[BEGIN]
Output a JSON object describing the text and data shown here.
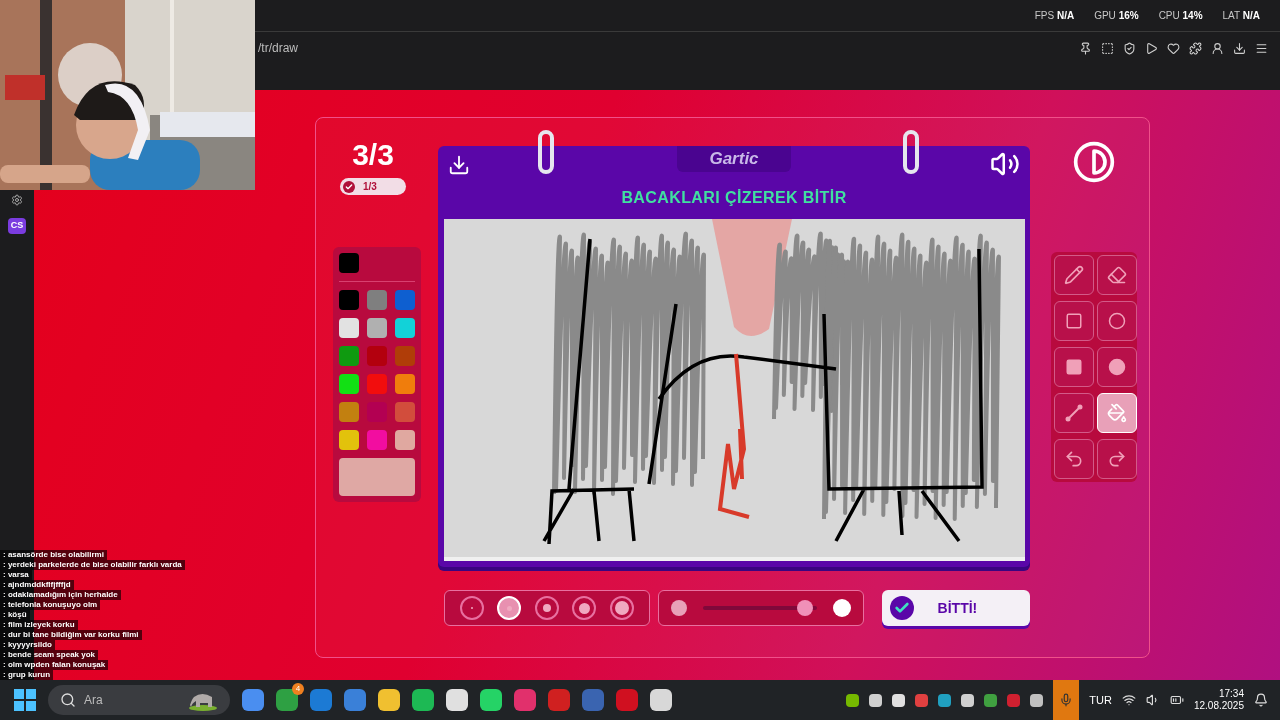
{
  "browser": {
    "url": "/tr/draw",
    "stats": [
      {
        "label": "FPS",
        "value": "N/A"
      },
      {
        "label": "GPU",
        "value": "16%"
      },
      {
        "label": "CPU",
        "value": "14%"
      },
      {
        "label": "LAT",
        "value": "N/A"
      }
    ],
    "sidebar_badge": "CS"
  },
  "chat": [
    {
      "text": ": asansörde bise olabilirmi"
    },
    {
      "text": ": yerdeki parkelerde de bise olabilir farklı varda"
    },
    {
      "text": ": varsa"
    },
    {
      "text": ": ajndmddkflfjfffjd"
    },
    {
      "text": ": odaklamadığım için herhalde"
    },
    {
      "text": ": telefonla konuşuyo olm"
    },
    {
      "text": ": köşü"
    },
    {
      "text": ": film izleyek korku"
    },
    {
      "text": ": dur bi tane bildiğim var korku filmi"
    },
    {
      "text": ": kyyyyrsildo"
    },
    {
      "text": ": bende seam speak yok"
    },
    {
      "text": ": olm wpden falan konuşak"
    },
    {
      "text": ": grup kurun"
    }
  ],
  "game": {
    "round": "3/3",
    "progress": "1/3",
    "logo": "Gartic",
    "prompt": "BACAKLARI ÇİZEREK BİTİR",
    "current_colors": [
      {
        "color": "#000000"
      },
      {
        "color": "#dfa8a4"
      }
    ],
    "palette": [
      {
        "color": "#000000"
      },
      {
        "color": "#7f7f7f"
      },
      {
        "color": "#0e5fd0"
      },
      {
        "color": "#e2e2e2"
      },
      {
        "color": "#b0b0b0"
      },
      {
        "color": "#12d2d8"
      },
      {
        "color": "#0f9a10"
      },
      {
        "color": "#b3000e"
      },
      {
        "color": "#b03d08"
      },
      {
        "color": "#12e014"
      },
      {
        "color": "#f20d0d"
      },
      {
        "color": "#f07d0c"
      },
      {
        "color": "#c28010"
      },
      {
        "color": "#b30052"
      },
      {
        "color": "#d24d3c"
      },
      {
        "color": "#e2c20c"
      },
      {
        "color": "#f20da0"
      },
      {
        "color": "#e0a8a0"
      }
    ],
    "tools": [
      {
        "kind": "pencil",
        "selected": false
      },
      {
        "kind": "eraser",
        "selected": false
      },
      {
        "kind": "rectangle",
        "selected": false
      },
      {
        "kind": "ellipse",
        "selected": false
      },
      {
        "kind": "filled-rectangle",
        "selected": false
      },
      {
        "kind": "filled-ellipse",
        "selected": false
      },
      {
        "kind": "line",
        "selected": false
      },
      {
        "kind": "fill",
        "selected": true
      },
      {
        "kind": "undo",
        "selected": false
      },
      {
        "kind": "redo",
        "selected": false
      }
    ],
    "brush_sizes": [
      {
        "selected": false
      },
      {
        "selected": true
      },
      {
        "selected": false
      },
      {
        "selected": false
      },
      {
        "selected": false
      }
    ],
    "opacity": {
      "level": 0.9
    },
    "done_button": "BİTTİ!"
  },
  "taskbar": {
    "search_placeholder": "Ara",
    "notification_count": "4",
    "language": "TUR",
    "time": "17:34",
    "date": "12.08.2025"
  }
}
[END]
[BEGIN]
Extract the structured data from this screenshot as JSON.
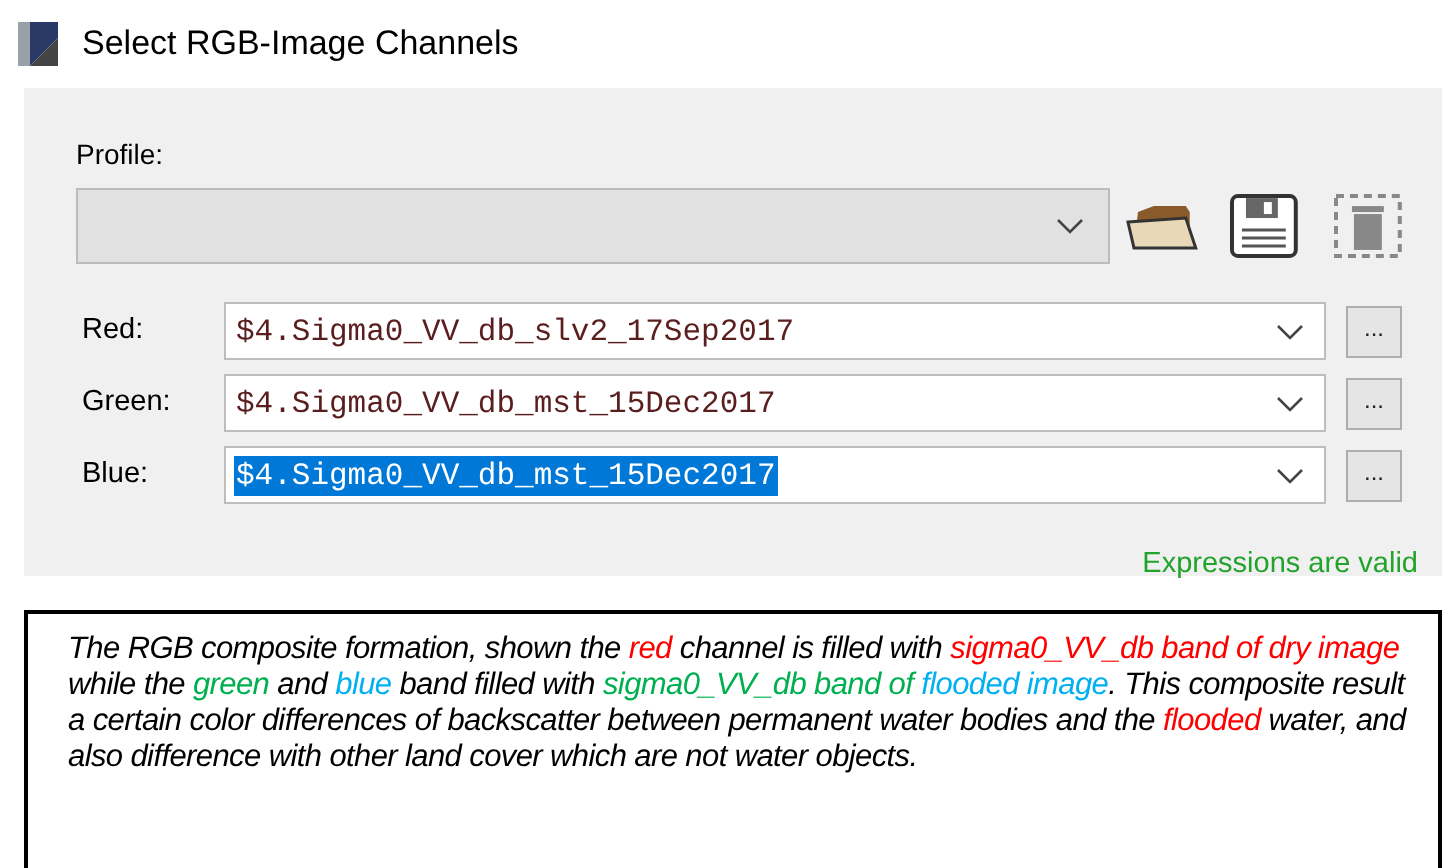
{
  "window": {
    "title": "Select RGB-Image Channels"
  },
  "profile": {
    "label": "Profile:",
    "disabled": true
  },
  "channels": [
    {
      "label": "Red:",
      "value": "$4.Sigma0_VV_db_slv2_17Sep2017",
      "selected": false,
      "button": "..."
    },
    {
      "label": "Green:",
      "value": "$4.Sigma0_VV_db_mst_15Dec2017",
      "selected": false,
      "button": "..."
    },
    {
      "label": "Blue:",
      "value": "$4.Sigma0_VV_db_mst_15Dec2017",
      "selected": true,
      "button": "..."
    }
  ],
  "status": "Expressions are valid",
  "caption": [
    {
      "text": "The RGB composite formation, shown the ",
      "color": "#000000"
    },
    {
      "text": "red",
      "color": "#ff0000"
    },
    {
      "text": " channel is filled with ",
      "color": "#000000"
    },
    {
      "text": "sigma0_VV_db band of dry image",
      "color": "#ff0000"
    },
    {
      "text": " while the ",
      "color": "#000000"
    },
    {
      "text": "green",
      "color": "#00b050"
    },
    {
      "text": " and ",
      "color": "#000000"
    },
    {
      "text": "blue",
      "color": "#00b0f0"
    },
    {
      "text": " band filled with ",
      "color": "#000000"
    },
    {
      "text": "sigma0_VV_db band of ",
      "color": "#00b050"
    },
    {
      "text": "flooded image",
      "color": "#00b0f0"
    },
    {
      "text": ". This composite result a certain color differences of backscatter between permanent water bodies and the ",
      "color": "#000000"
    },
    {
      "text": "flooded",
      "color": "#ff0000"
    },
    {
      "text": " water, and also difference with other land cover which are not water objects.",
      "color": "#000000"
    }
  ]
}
[END]
> [STATED TASK] For the string "filled", count the lines of the entries above that include it; answer with the number only.

> [FINAL ANSWER] 4